Scan the material for the word "Output", and copy each line where it shows up.

***** RECORD SET

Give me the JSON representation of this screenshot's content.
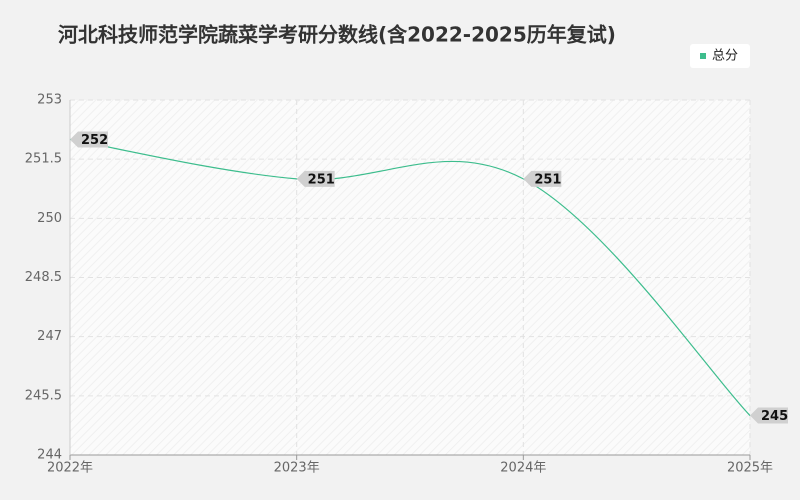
{
  "chart_data": {
    "type": "line",
    "title": "河北科技师范学院蔬菜学考研分数线(含2022-2025历年复试)",
    "categories": [
      "2022年",
      "2023年",
      "2024年",
      "2025年"
    ],
    "series": [
      {
        "name": "总分",
        "color": "#3dbd8d",
        "values": [
          252,
          251,
          251,
          245
        ]
      }
    ],
    "ylim": [
      244,
      253
    ],
    "yticks": [
      244,
      245.5,
      247,
      248.5,
      250,
      251.5,
      253
    ],
    "grid": true,
    "legend": "top-right"
  }
}
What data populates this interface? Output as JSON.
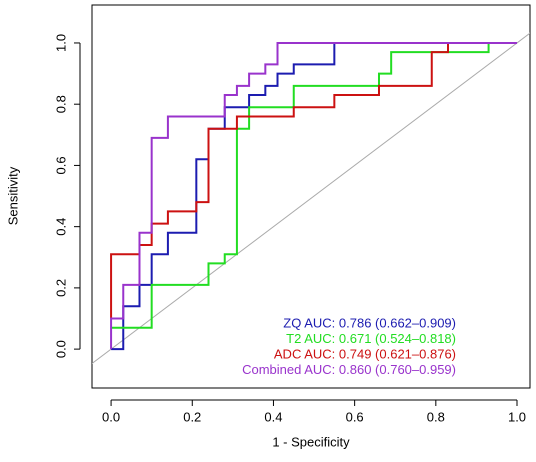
{
  "chart_data": {
    "type": "line",
    "x_label": "1 - Specificity",
    "y_label": "Sensitivity",
    "xlim": [
      -0.047,
      1.032
    ],
    "ylim": [
      -0.127,
      1.124
    ],
    "xticks": [
      {
        "value": 0,
        "label": "0.0"
      },
      0.2,
      0.4,
      0.6,
      0.8,
      {
        "value": 1,
        "label": "1.0"
      }
    ],
    "yticks": [
      {
        "value": 0,
        "label": "0.0"
      },
      0.2,
      0.4,
      0.6,
      0.8,
      {
        "value": 1,
        "label": "1.0"
      }
    ],
    "series": [
      {
        "name": "ZQ AUC: 0.786 (0.662–0.909)",
        "color": "#1c1cb0",
        "x": [
          0,
          0.03,
          0.03,
          0.07,
          0.07,
          0.1,
          0.1,
          0.14,
          0.14,
          0.21,
          0.21,
          0.24,
          0.24,
          0.28,
          0.28,
          0.34,
          0.34,
          0.38,
          0.38,
          0.41,
          0.41,
          0.45,
          0.45,
          0.55,
          0.55,
          1
        ],
        "values": [
          0,
          0,
          0.14,
          0.14,
          0.21,
          0.21,
          0.31,
          0.31,
          0.38,
          0.38,
          0.62,
          0.62,
          0.72,
          0.72,
          0.79,
          0.79,
          0.83,
          0.83,
          0.86,
          0.86,
          0.9,
          0.9,
          0.93,
          0.93,
          1,
          1
        ]
      },
      {
        "name": "T2 AUC: 0.671 (0.524–0.818)",
        "color": "#22dd22",
        "x": [
          0,
          0.1,
          0.1,
          0.24,
          0.24,
          0.28,
          0.28,
          0.31,
          0.31,
          0.34,
          0.34,
          0.45,
          0.45,
          0.66,
          0.66,
          0.69,
          0.69,
          0.93,
          0.93,
          1
        ],
        "values": [
          0.07,
          0.07,
          0.21,
          0.21,
          0.28,
          0.28,
          0.31,
          0.31,
          0.72,
          0.72,
          0.79,
          0.79,
          0.86,
          0.86,
          0.9,
          0.9,
          0.97,
          0.97,
          1,
          1
        ]
      },
      {
        "name": "ADC AUC: 0.749 (0.621–0.876)",
        "color": "#cc1111",
        "x": [
          0,
          0,
          0.07,
          0.07,
          0.1,
          0.1,
          0.14,
          0.14,
          0.21,
          0.21,
          0.24,
          0.24,
          0.31,
          0.31,
          0.45,
          0.45,
          0.55,
          0.55,
          0.66,
          0.66,
          0.79,
          0.79,
          0.83,
          0.83,
          1
        ],
        "values": [
          0.1,
          0.31,
          0.31,
          0.34,
          0.34,
          0.41,
          0.41,
          0.45,
          0.45,
          0.48,
          0.48,
          0.72,
          0.72,
          0.76,
          0.76,
          0.79,
          0.79,
          0.83,
          0.83,
          0.86,
          0.86,
          0.97,
          0.97,
          1,
          1
        ]
      },
      {
        "name": "Combined AUC: 0.860 (0.760–0.959)",
        "color": "#9933cc",
        "x": [
          0,
          0,
          0.03,
          0.03,
          0.07,
          0.07,
          0.1,
          0.1,
          0.14,
          0.14,
          0.28,
          0.28,
          0.31,
          0.31,
          0.34,
          0.34,
          0.38,
          0.38,
          0.41,
          0.41,
          1
        ],
        "values": [
          0,
          0.1,
          0.1,
          0.21,
          0.21,
          0.38,
          0.38,
          0.69,
          0.69,
          0.76,
          0.76,
          0.83,
          0.83,
          0.86,
          0.86,
          0.9,
          0.9,
          0.93,
          0.93,
          1,
          1
        ]
      }
    ]
  }
}
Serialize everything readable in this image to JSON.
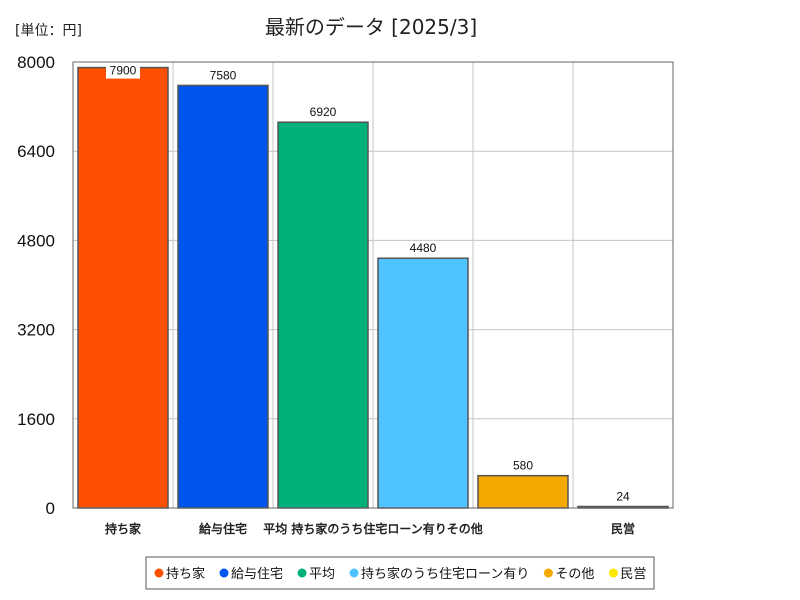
{
  "chart_data": {
    "type": "bar",
    "title": "最新のデータ [2025/3]",
    "unit_label": "[単位：円]",
    "categories": [
      "持ち家",
      "給与住宅",
      "平均",
      "持ち家のうち住宅ローン有り",
      "その他",
      "民営"
    ],
    "values": [
      7900,
      7580,
      6920,
      4480,
      580,
      24
    ],
    "colors": [
      "#ff4f00",
      "#0055ee",
      "#00b07a",
      "#4ec3ff",
      "#f5a800",
      "#ffe800"
    ],
    "x_tick_labels": [
      "持ち家",
      "給与住宅",
      "平均 持ち家のうち住宅ローン有りその他",
      "民営"
    ],
    "y_ticks": [
      "0",
      "1600",
      "3200",
      "4800",
      "6400",
      "8000"
    ],
    "ylim": [
      0,
      8000
    ],
    "grid": true,
    "legend_position": "bottom"
  }
}
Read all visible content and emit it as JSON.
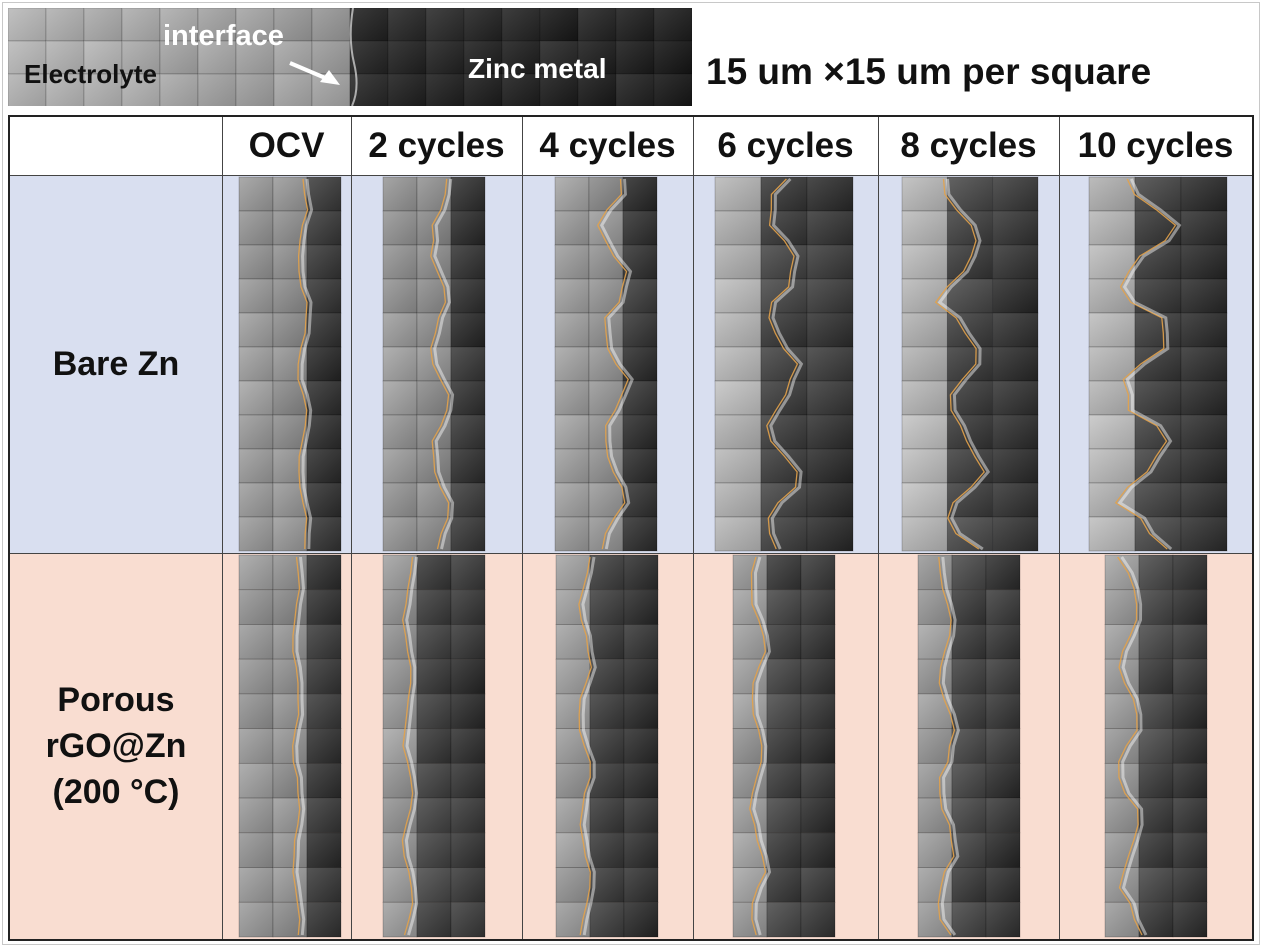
{
  "legend": {
    "electrolyte_label": "Electrolyte",
    "interface_label": "interface",
    "zinc_label": "Zinc metal"
  },
  "scale_note": "15 um ×15 um per square",
  "columns": [
    "OCV",
    "2 cycles",
    "4 cycles",
    "6 cycles",
    "8 cycles",
    "10 cycles"
  ],
  "rows": [
    {
      "label_lines": [
        "Bare Zn"
      ],
      "background": "#d9dff0"
    },
    {
      "label_lines": [
        "Porous",
        "rGO@Zn",
        "(200 °C)"
      ],
      "background": "#f9ddd1"
    }
  ],
  "colors": {
    "interface_trace": "#e3a24a",
    "bare_row_bg": "#d9dff0",
    "rgo_row_bg": "#f9ddd1"
  }
}
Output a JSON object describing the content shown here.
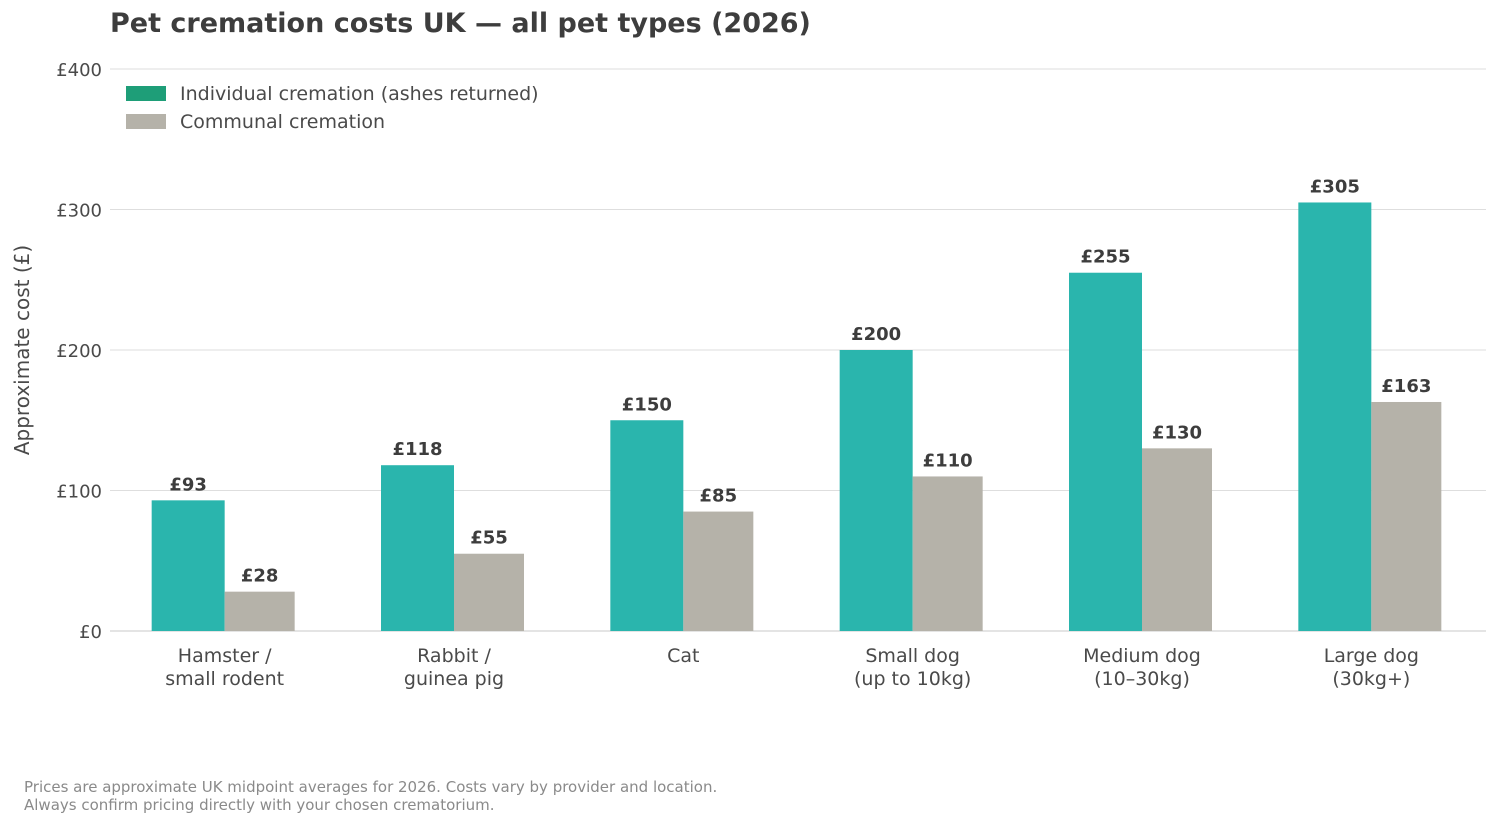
{
  "chart_data": {
    "type": "bar",
    "title": "Pet cremation costs UK — all pet types (2026)",
    "ylabel": "Approximate cost (£)",
    "xlabel": "",
    "ylim": [
      0,
      400
    ],
    "yticks": [
      0,
      100,
      200,
      300,
      400
    ],
    "ytick_labels": [
      "£0",
      "£100",
      "£200",
      "£300",
      "£400"
    ],
    "grid": "horizontal",
    "legend_position": "top-left",
    "categories": [
      [
        "Hamster /",
        "small rodent"
      ],
      [
        "Rabbit /",
        "guinea pig"
      ],
      [
        "Cat"
      ],
      [
        "Small dog",
        "(up to 10kg)"
      ],
      [
        "Medium dog",
        "(10–30kg)"
      ],
      [
        "Large dog",
        "(30kg+)"
      ]
    ],
    "series": [
      {
        "name": "Individual cremation (ashes returned)",
        "color": "#2ab5ad",
        "legend_color": "#1e9e78",
        "values": [
          93,
          118,
          150,
          200,
          255,
          305
        ],
        "labels": [
          "£93",
          "£118",
          "£150",
          "£200",
          "£255",
          "£305"
        ]
      },
      {
        "name": "Communal cremation",
        "color": "#b5b2a9",
        "legend_color": "#b5b2a9",
        "values": [
          28,
          55,
          85,
          110,
          130,
          163
        ],
        "labels": [
          "£28",
          "£55",
          "£85",
          "£110",
          "£130",
          "£163"
        ]
      }
    ]
  },
  "footnote": {
    "line1": "Prices are approximate UK midpoint averages for 2026. Costs vary by provider and location.",
    "line2": "Always confirm pricing directly with your chosen crematorium."
  }
}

**********

**RESULT OF THE TASK:**
What data populates this interface? Output as JSON.
Output a JSON object describing the content shown here.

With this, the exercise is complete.